#### [OBJECTIF VISÉ]
Dites si chacune des affirmations suivantes concorde avec le texte proposé. Répondez par oui ou par non et citez à l'identique les mots du texte qui tranchent.
1. Plusieurs évêques étaient disposés à se ranger du côté de Rome.
2. L'auteur de la lettre envoie lui-même à son correspondant la nouvelle preuve sur le monument chinois.
3. Abausit est qualifié de sage.

#### [TEXTE PROPOSÉ]
#####

Il y a certainement un peu de mésintelligence entre la cour romaine et la nôtre . Plusieurs évêques étaient prêts de prendre le parti de Rome ; et voilà précisément pourquoi on a enfermé cette Tolérance ou plutôt cette indifférence afin de ne donner aucun prétexte de crier, et de dire qu'on en veut à la fois aux jésuites , aux papes et aux mystères 2.
Vous me feriez grand plaisir mon cher philosophe de m'envoyer la nouvelle preuve de la fausseté de ce beau monument chinois dont Navarette s'est tant moqué 3.
Comment le sage Abausit peut-il croire à ces animaux venus de Tacin 4 conduits par des nuées bleues ? que de faussaires en tout lieu et en tout temps ! Je vous embrasse, je vous respecte autant que je vous aime .

#####

#### [SECTION DES DONNÉES]
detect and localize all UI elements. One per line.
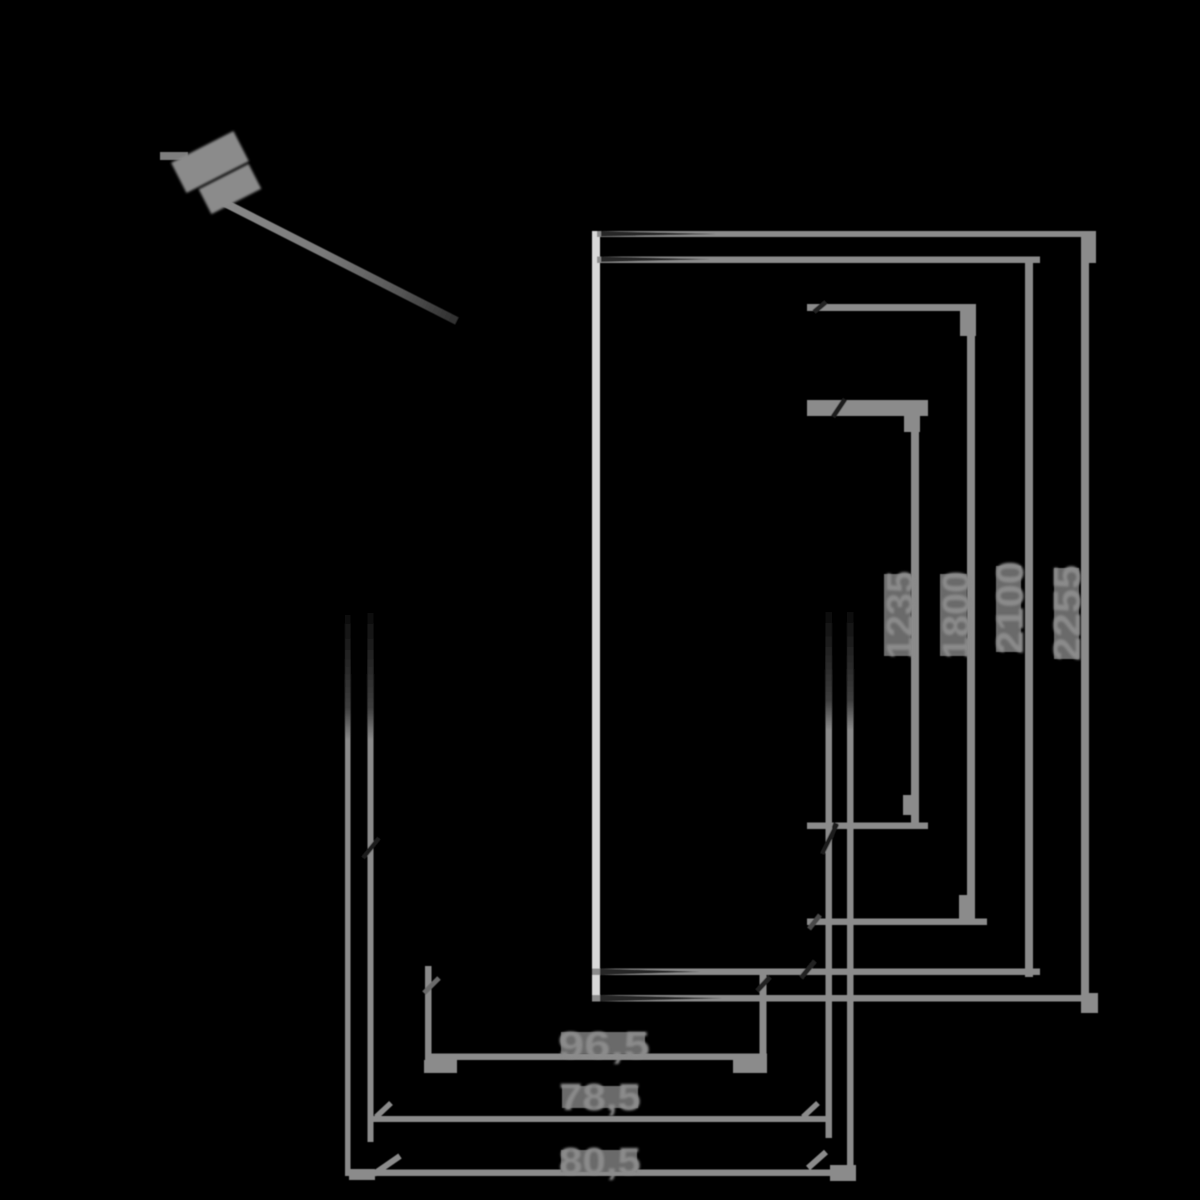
svg-text:78,5: 78,5 [559,1077,641,1119]
svg-text:1800: 1800 [936,571,978,659]
svg-text:1235: 1235 [880,571,922,659]
svg-text:80,5: 80,5 [559,1141,641,1183]
svg-text:96,5: 96,5 [558,1025,650,1067]
svg-text:2255: 2255 [1047,565,1089,661]
svg-text:2100: 2100 [990,561,1032,654]
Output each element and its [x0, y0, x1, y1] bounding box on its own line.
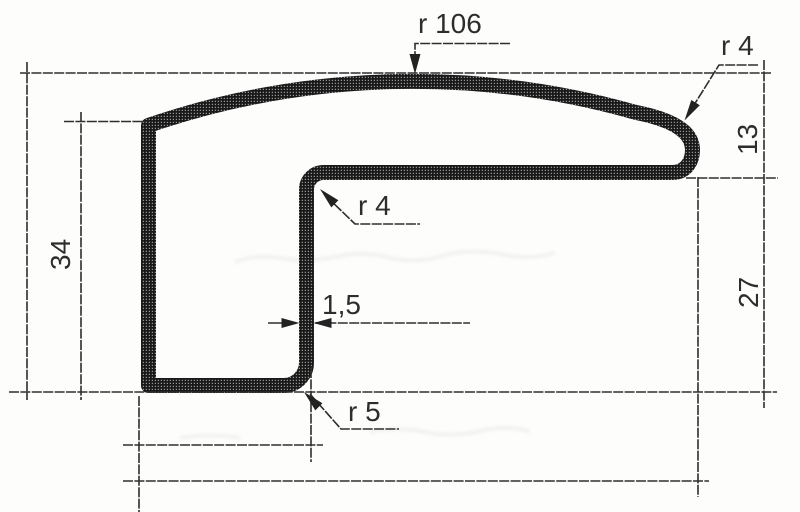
svg-text:r 106: r 106	[418, 8, 482, 39]
svg-text:r 4: r 4	[358, 190, 391, 221]
svg-text:13: 13	[732, 124, 763, 155]
svg-text:27: 27	[733, 277, 764, 308]
svg-text:1,5: 1,5	[322, 289, 361, 320]
svg-text:r 4: r 4	[721, 30, 754, 61]
svg-text:r 5: r 5	[348, 396, 381, 427]
svg-text:34: 34	[45, 239, 76, 270]
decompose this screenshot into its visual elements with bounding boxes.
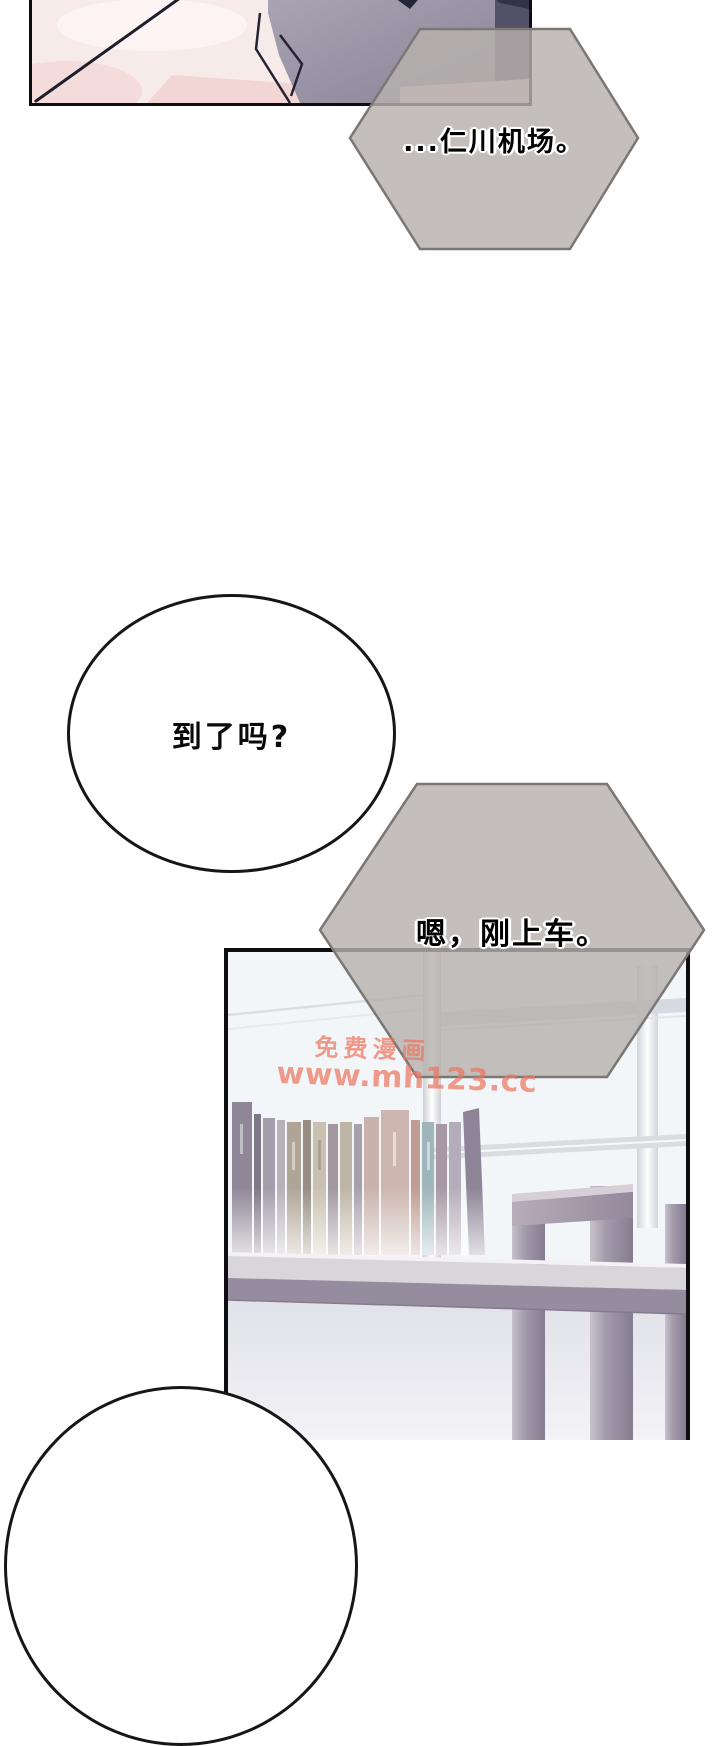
comic-page: { "comic": { "bubbles": { "hex1": { "sha… <box>0 0 720 1440</box>
book-spine-text <box>240 1124 243 1154</box>
book-spine-text <box>318 1140 321 1170</box>
book-spine-text <box>393 1132 396 1166</box>
book-spine-text <box>427 1142 430 1170</box>
site-watermark: 免费漫画 www.mh123.cc <box>276 1034 539 1097</box>
book-spine-text <box>292 1142 295 1170</box>
thought-text: 到了吗? <box>172 712 291 756</box>
speech-text: ...仁川机场。 <box>346 26 642 252</box>
speech-bubble-hexagon-1: ...仁川机场。 <box>346 26 642 252</box>
thought-bubble-2 <box>4 1386 358 1746</box>
watermark-line2: www.mh123.cc <box>276 1059 538 1097</box>
skin-highlight <box>57 0 247 51</box>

#####

#### [RÉSULTAT OBTENU]
1. Oui : « Plusieurs évêques étaient prêts de prendre le parti de Rome »
2. Non : « Vous me feriez grand plaisir mon cher philosophe de m'envoyer la nouvelle preuve »
3. Oui : « le sage Abausit »